• GIVEN PROBLEM: All of the records below must be output exactly, with no pictures carried over.

• DATA SHOWN:
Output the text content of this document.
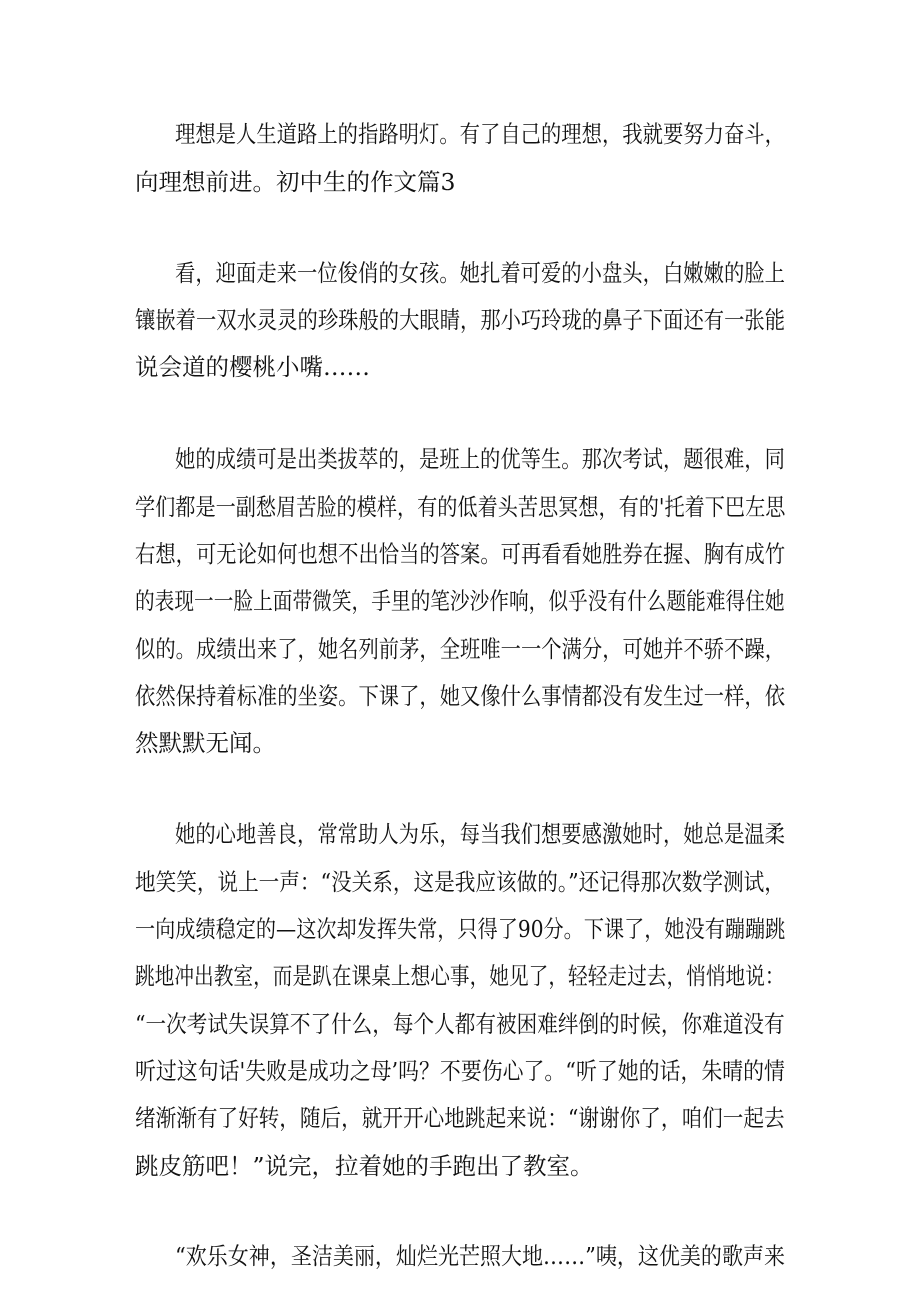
理想是人生道路上的指路明灯。有了自己的理想，我就要努力奋斗，
向理想前进。初中生的作文篇3
看，迎面走来一位俊俏的女孩。她扎着可爱的小盘头，白嫩嫩的脸上
镶嵌着一双水灵灵的珍珠般的大眼睛，那小巧玲珑的鼻子下面还有一张能
说会道的樱桃小嘴……
她的成绩可是出类拔萃的，是班上的优等生。那次考试，题很难，同
学们都是一副愁眉苦脸的模样，有的低着头苦思冥想，有的'托着下巴左思
右想，可无论如何也想不出恰当的答案。可再看看她胜券在握、胸有成竹
的表现一一脸上面带微笑，手里的笔沙沙作响，似乎没有什么题能难得住她
似的。成绩出来了，她名列前茅，全班唯一一个满分，可她并不骄不躁，
依然保持着标准的坐姿。下课了，她又像什么事情都没有发生过一样，依
然默默无闻。
她的心地善良，常常助人为乐，每当我们想要感激她时，她总是温柔
地笑笑，说上一声：“没关系，这是我应该做的。”还记得那次数学测试，
一向成绩稳定的—这次却发挥失常，只得了90分。下课了，她没有蹦蹦跳
跳地冲出教室，而是趴在课桌上想心事，她见了，轻轻走过去，悄悄地说：
“一次考试失误算不了什么，每个人都有被困难绊倒的时候，你难道没有
听过这句话'失败是成功之母’吗？不要伤心了。“听了她的话，朱晴的情
绪渐渐有了好转，随后，就开开心地跳起来说：“谢谢你了，咱们一起去
跳皮筋吧！”说完，拉着她的手跑出了教室。
“欢乐女神，圣洁美丽，灿烂光芒照大地……”咦，这优美的歌声来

• THE RESPONSE:
Output the text content of this document.
理想是人生道路上的指路明灯。有了自己的理想，我就要努力奋斗，
向理想前进。初中生的作文篇3
看，迎面走来一位俊俏的女孩。她扎着可爱的小盘头，白嫩嫩的脸上
镶嵌着一双水灵灵的珍珠般的大眼睛，那小巧玲珑的鼻子下面还有一张能
说会道的樱桃小嘴……
她的成绩可是出类拔萃的，是班上的优等生。那次考试，题很难，同
学们都是一副愁眉苦脸的模样，有的低着头苦思冥想，有的'托着下巴左思
右想，可无论如何也想不出恰当的答案。可再看看她胜券在握、胸有成竹
的表现一一脸上面带微笑，手里的笔沙沙作响，似乎没有什么题能难得住她
似的。成绩出来了，她名列前茅，全班唯一一个满分，可她并不骄不躁，
依然保持着标准的坐姿。下课了，她又像什么事情都没有发生过一样，依
然默默无闻。
她的心地善良，常常助人为乐，每当我们想要感激她时，她总是温柔
地笑笑，说上一声：“没关系，这是我应该做的。”还记得那次数学测试，
一向成绩稳定的—这次却发挥失常，只得了90分。下课了，她没有蹦蹦跳
跳地冲出教室，而是趴在课桌上想心事，她见了，轻轻走过去，悄悄地说：
“一次考试失误算不了什么，每个人都有被困难绊倒的时候，你难道没有
听过这句话'失败是成功之母’吗？不要伤心了。“听了她的话，朱晴的情
绪渐渐有了好转，随后，就开开心地跳起来说：“谢谢你了，咱们一起去
跳皮筋吧！”说完，拉着她的手跑出了教室。
“欢乐女神，圣洁美丽，灿烂光芒照大地……”咦，这优美的歌声来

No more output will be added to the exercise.